=== CHALLENGE ===
Report only the number of lines that hold the word "Kasek".

[Data records]
----------------

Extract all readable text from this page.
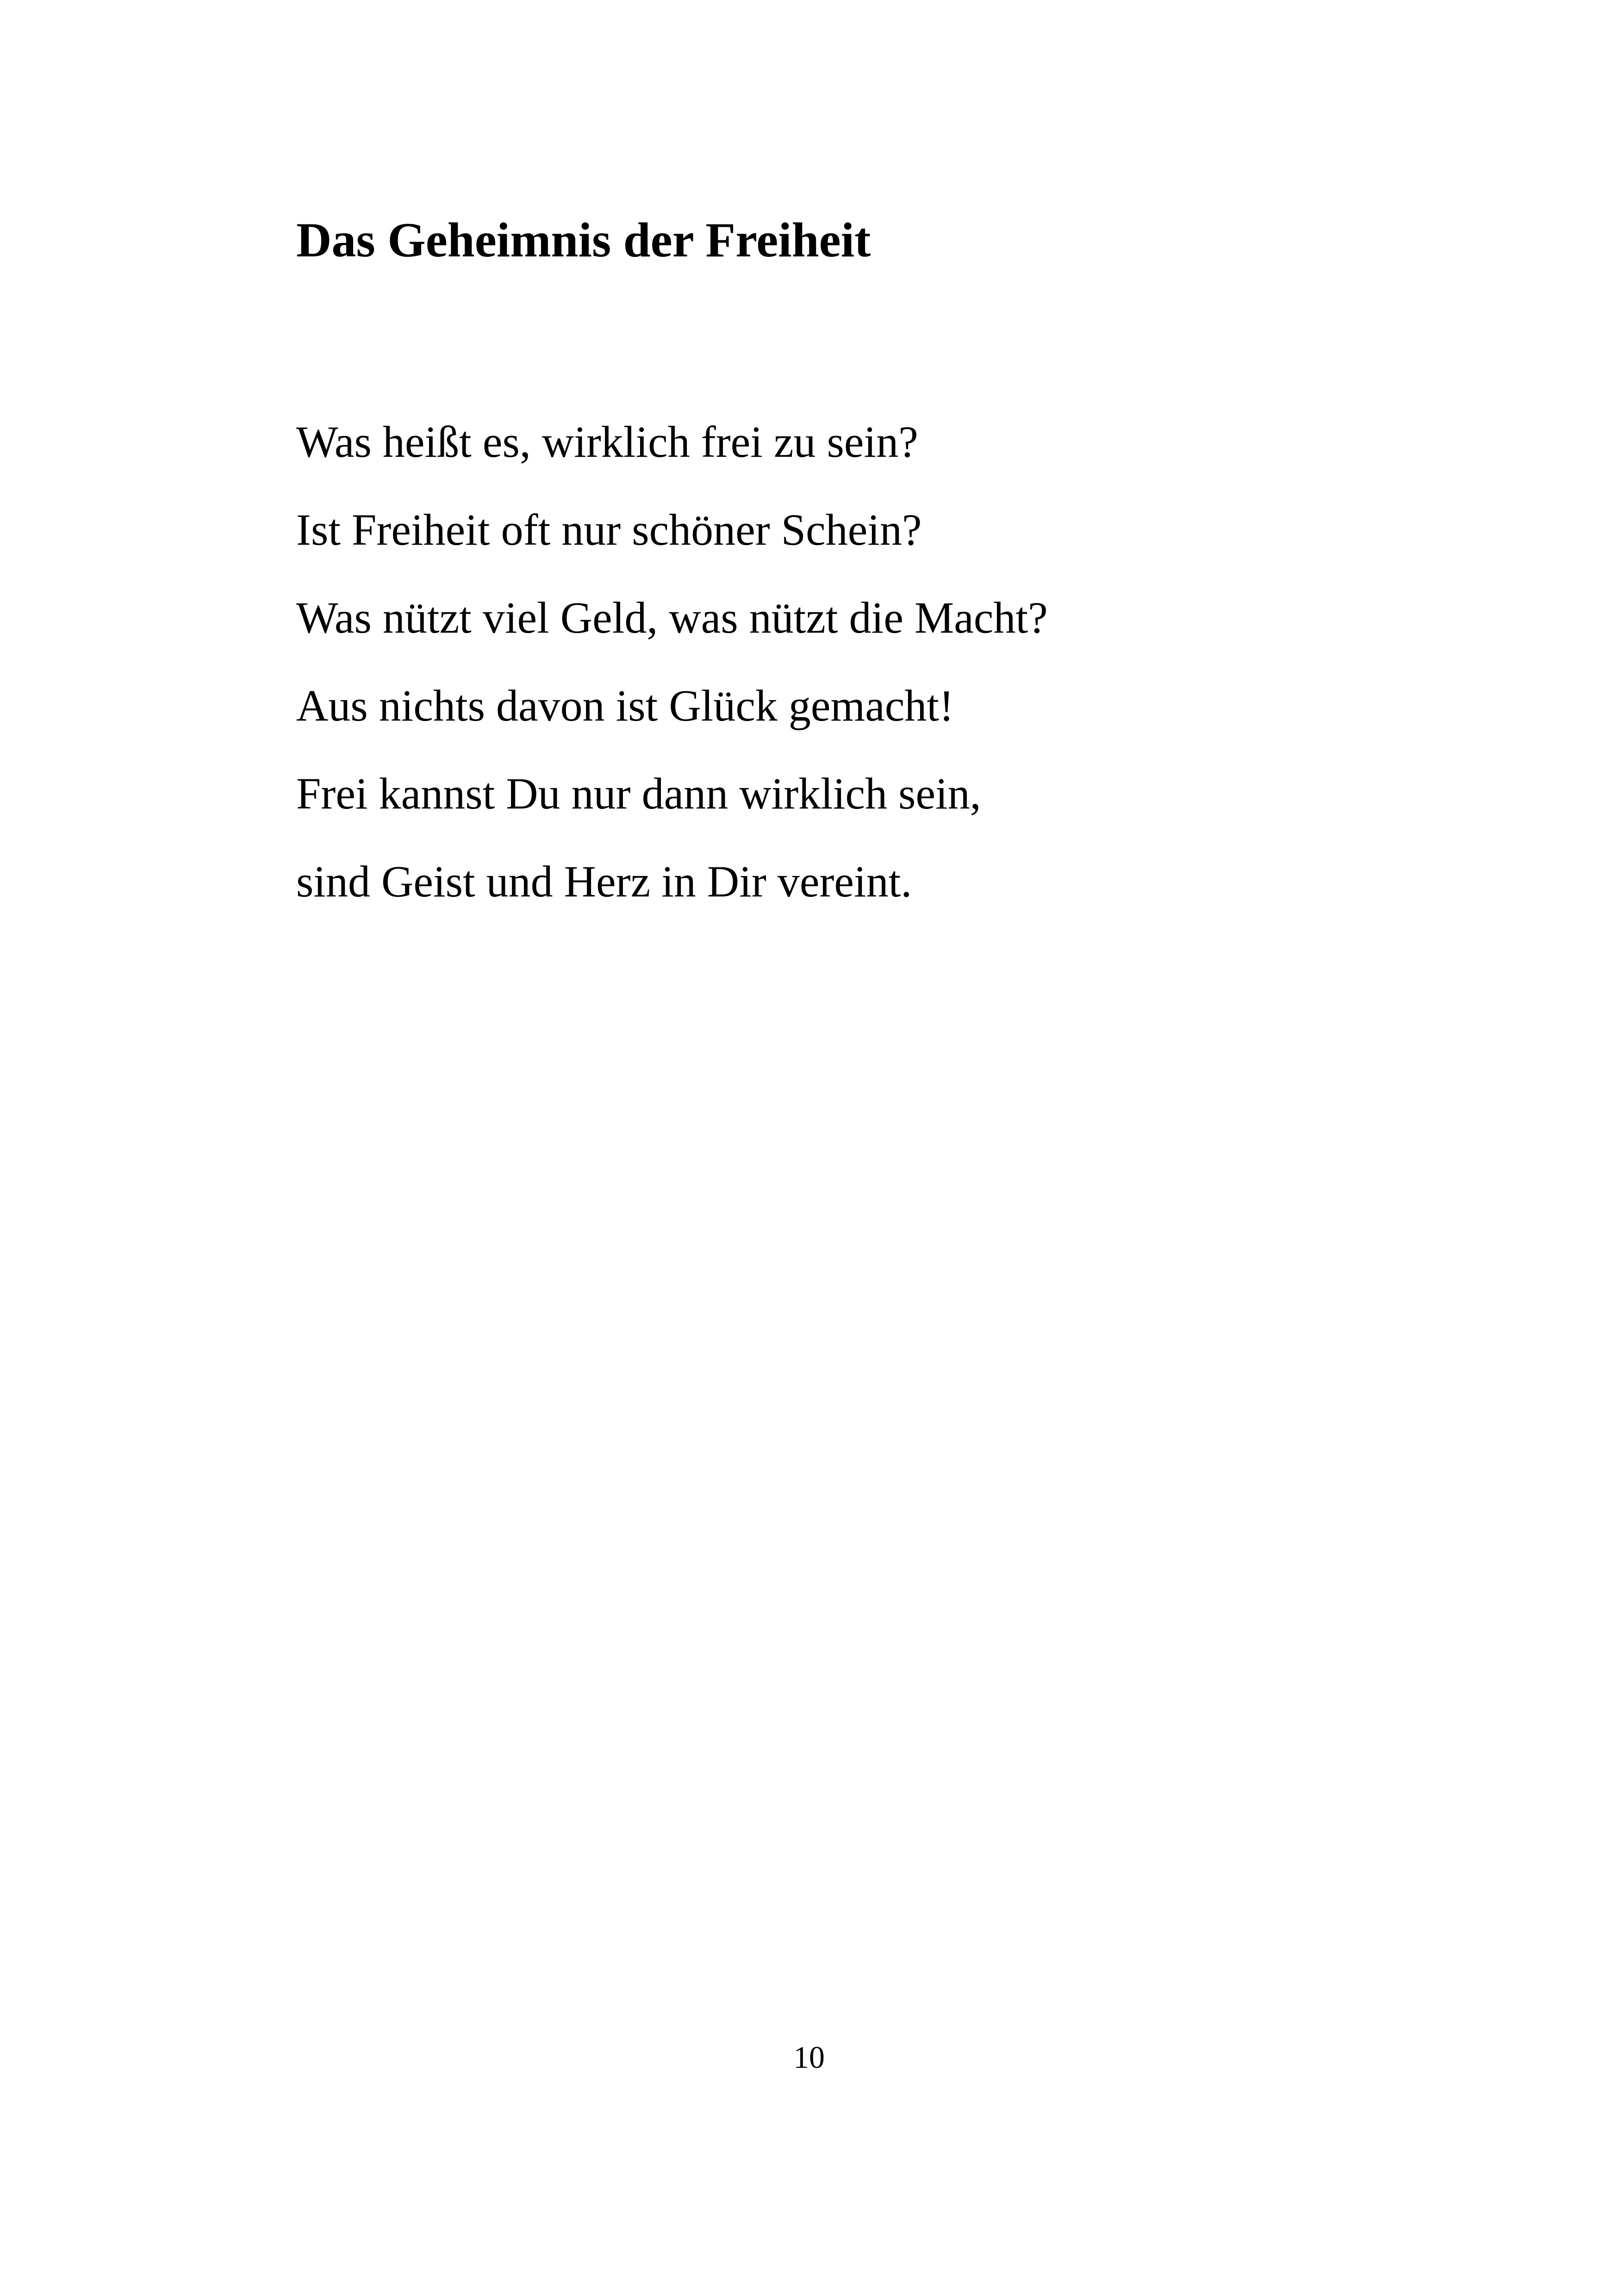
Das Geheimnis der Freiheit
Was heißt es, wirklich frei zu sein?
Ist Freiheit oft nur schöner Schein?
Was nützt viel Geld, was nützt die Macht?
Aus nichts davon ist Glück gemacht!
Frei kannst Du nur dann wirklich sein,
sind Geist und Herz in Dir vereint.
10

----------------

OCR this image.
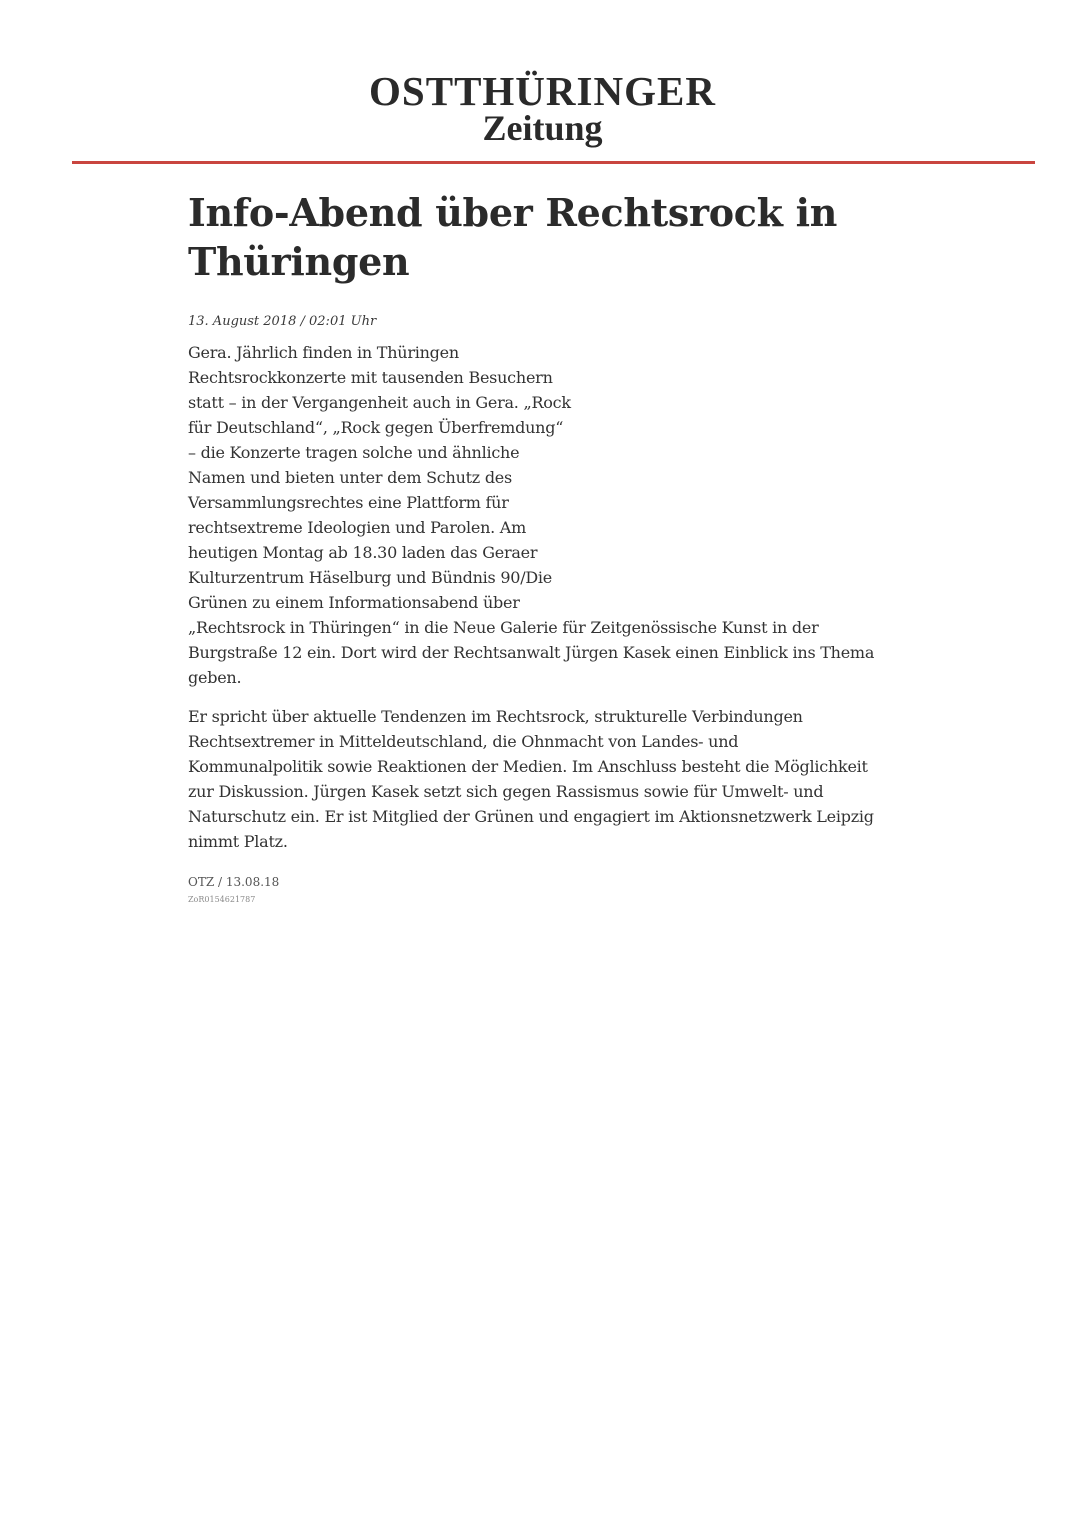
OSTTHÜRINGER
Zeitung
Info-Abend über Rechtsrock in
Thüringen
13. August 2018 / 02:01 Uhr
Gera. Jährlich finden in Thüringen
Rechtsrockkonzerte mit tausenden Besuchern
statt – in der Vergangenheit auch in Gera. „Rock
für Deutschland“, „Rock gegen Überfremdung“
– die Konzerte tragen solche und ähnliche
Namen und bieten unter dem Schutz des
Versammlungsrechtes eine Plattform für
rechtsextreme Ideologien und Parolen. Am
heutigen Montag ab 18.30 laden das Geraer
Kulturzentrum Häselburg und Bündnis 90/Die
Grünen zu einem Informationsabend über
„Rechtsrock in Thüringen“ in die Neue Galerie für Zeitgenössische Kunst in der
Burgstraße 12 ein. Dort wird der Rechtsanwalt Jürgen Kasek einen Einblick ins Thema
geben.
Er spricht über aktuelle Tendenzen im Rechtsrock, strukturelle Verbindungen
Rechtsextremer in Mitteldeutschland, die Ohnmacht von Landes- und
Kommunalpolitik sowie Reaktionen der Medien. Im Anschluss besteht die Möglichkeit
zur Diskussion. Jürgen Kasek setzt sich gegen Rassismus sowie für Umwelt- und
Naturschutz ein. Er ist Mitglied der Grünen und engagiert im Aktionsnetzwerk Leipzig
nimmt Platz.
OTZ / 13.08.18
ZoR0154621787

----------------

=== EXPECTED OUTPUT ===
2